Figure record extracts

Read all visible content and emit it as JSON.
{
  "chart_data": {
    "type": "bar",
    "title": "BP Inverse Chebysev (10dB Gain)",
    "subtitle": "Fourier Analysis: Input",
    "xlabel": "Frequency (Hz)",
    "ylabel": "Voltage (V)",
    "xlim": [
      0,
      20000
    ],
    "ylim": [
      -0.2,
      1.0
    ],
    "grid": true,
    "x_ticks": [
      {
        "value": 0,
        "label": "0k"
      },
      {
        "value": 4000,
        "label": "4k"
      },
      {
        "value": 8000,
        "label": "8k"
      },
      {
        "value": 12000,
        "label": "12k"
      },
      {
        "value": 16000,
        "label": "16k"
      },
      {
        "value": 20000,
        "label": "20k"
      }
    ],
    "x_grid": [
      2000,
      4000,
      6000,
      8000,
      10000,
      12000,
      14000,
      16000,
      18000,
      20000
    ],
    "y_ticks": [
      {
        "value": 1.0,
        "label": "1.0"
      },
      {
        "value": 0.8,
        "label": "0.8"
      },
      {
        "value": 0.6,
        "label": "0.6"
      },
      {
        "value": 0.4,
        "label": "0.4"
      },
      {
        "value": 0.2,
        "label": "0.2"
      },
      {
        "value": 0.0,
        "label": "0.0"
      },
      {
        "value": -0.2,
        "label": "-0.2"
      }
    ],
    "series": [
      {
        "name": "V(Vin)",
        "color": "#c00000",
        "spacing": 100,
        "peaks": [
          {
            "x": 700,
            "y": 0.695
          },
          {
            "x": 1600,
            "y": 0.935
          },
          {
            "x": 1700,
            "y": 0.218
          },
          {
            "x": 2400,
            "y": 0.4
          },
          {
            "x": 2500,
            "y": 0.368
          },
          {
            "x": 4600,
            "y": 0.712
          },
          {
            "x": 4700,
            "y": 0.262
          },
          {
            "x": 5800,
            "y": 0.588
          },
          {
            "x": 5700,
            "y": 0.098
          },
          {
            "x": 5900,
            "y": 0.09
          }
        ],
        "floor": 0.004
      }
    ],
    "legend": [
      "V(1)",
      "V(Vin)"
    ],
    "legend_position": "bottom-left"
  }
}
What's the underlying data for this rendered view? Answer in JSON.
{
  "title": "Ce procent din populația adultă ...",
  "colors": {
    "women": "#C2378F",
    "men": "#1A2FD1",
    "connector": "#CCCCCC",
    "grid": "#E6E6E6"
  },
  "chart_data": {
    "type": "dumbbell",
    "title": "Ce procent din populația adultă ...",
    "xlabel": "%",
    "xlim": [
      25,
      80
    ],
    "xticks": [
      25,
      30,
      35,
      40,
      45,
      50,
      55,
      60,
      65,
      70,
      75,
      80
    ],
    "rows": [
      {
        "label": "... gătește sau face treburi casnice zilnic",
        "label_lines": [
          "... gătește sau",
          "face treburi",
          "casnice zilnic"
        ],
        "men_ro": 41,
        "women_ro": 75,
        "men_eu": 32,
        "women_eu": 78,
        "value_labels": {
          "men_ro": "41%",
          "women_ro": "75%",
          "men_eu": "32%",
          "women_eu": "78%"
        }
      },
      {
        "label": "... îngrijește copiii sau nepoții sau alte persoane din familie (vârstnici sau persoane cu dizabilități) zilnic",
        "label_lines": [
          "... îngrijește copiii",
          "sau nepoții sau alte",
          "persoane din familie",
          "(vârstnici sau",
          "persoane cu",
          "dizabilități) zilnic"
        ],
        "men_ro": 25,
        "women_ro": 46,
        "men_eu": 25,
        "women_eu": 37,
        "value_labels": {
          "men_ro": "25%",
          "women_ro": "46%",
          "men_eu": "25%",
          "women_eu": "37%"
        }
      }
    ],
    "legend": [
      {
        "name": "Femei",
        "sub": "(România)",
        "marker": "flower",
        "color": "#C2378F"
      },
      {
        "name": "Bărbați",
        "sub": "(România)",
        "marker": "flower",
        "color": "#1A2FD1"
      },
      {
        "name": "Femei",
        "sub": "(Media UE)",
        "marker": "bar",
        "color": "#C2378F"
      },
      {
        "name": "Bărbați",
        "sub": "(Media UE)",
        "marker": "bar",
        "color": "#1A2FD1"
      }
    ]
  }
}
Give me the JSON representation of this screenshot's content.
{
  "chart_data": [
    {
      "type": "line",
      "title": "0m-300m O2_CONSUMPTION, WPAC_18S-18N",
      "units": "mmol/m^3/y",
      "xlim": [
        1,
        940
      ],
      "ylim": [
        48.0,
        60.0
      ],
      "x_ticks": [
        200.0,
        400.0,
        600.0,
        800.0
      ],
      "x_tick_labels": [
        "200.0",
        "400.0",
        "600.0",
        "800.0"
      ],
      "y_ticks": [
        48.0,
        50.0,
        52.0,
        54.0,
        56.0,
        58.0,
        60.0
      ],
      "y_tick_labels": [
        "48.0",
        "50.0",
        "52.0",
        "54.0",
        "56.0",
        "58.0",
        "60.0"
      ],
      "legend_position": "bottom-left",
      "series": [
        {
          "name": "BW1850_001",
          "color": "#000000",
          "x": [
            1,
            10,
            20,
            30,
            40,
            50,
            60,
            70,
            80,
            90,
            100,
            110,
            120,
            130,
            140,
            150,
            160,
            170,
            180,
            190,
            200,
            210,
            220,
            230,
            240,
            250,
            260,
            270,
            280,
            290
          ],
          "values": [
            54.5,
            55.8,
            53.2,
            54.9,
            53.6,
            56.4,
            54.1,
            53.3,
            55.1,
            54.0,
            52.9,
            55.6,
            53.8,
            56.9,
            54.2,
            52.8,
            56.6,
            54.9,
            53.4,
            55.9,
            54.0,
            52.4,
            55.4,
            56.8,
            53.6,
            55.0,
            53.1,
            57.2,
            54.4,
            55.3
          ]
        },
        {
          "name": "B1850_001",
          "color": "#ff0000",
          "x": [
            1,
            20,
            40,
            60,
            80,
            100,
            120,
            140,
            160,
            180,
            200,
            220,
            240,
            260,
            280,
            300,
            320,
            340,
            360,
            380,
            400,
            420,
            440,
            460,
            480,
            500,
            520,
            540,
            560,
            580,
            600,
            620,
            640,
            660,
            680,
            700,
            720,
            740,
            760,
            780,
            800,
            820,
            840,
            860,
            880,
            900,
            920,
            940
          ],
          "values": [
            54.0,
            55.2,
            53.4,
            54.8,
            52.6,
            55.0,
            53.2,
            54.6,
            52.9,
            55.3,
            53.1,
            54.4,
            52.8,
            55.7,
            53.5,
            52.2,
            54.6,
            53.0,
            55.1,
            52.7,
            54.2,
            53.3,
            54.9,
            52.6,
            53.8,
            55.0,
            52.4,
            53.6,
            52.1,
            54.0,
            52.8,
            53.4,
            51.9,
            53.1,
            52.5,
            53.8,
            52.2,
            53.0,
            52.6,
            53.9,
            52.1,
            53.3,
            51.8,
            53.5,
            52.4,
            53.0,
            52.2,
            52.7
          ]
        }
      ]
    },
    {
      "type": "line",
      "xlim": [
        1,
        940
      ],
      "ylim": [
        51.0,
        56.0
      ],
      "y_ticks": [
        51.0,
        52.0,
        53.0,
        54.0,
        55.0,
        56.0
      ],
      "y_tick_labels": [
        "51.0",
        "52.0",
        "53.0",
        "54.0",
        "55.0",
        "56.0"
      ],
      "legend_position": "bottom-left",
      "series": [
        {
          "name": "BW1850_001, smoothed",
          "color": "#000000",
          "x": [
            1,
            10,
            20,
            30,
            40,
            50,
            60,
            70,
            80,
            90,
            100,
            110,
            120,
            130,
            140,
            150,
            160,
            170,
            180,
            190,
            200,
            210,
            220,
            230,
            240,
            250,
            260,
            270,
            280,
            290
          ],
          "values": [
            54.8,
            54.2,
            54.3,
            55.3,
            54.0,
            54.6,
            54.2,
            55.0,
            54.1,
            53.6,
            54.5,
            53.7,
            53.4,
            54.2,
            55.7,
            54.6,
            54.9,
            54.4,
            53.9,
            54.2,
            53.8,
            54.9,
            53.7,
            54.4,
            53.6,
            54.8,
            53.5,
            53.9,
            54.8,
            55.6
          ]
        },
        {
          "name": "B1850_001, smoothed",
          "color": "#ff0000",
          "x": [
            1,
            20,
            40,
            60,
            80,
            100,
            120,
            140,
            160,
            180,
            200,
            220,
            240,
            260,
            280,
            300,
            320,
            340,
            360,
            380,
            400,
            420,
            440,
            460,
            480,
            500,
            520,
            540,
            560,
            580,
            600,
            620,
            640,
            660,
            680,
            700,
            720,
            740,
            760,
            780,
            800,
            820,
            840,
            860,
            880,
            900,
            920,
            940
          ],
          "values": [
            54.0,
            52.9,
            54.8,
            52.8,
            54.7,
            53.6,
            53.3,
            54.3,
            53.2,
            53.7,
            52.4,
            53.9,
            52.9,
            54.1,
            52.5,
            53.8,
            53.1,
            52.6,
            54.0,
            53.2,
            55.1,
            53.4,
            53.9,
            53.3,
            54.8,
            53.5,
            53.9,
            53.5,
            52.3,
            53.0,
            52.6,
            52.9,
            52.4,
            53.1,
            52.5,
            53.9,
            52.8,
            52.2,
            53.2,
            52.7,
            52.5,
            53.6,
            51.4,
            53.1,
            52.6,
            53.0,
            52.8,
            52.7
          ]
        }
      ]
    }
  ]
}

What is expected: Look through the records and gather each line with the word "nepoții".

Exercise output:
        "label": "... îngrijește copiii sau nepoții sau alte persoane din familie (vârstnici sau persoane cu dizabilități) zilnic",
          "sau nepoții sau alte",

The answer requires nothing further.